Data entries for graphics:
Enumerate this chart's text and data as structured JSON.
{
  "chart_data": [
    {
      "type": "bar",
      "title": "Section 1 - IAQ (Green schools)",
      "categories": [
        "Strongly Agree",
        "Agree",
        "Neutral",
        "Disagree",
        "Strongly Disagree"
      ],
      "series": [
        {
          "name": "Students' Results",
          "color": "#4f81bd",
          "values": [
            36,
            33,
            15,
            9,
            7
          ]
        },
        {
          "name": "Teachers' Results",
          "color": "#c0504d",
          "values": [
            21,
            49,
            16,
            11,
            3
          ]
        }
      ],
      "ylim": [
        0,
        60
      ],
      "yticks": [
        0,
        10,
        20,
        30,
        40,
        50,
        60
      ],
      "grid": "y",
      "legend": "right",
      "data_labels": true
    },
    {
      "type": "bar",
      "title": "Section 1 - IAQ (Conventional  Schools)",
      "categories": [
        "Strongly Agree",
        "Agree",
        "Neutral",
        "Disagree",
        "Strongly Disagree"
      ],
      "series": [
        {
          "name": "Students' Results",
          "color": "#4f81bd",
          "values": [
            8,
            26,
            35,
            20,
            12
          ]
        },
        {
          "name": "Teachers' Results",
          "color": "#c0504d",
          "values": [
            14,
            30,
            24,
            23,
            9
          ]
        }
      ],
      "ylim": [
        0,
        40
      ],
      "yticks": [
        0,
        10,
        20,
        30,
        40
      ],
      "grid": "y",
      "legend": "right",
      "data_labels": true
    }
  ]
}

_Aim_
Output the listing above exactly as it appears.

_In response_
Enumerate this chart's text and data as structured JSON.
{
  "chart_data": [
    {
      "type": "bar",
      "title": "Section 1 - IAQ (Green schools)",
      "categories": [
        "Strongly Agree",
        "Agree",
        "Neutral",
        "Disagree",
        "Strongly Disagree"
      ],
      "series": [
        {
          "name": "Students' Results",
          "color": "#4f81bd",
          "values": [
            36,
            33,
            15,
            9,
            7
          ]
        },
        {
          "name": "Teachers' Results",
          "color": "#c0504d",
          "values": [
            21,
            49,
            16,
            11,
            3
          ]
        }
      ],
      "ylim": [
        0,
        60
      ],
      "yticks": [
        0,
        10,
        20,
        30,
        40,
        50,
        60
      ],
      "grid": "y",
      "legend": "right",
      "data_labels": true
    },
    {
      "type": "bar",
      "title": "Section 1 - IAQ (Conventional  Schools)",
      "categories": [
        "Strongly Agree",
        "Agree",
        "Neutral",
        "Disagree",
        "Strongly Disagree"
      ],
      "series": [
        {
          "name": "Students' Results",
          "color": "#4f81bd",
          "values": [
            8,
            26,
            35,
            20,
            12
          ]
        },
        {
          "name": "Teachers' Results",
          "color": "#c0504d",
          "values": [
            14,
            30,
            24,
            23,
            9
          ]
        }
      ],
      "ylim": [
        0,
        40
      ],
      "yticks": [
        0,
        10,
        20,
        30,
        40
      ],
      "grid": "y",
      "legend": "right",
      "data_labels": true
    }
  ]
}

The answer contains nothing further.